What you need to do: Write out all of the lines below, exactly and completely.

Dataset records
-----

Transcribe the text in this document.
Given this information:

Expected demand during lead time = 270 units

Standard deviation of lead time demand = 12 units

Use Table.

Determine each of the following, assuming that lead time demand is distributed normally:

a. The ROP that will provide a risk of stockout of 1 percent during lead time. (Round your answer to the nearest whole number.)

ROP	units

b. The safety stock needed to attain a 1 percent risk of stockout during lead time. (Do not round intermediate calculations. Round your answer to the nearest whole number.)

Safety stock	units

-----

Completed task:
Transcribe the text in this document.
Given this information:

Expected demand during lead time = 270 units

Standard deviation of lead time demand = 12 units

Use Table.

Determine each of the following, assuming that lead time demand is distributed normally:

a. The ROP that will provide a risk of stockout of 1 percent during lead time. (Round your answer to the nearest whole number.)

ROP	units

b. The safety stock needed to attain a 1 percent risk of stockout during lead time. (Do not round intermediate calculations. Round your answer to the nearest whole number.)

Safety stock	units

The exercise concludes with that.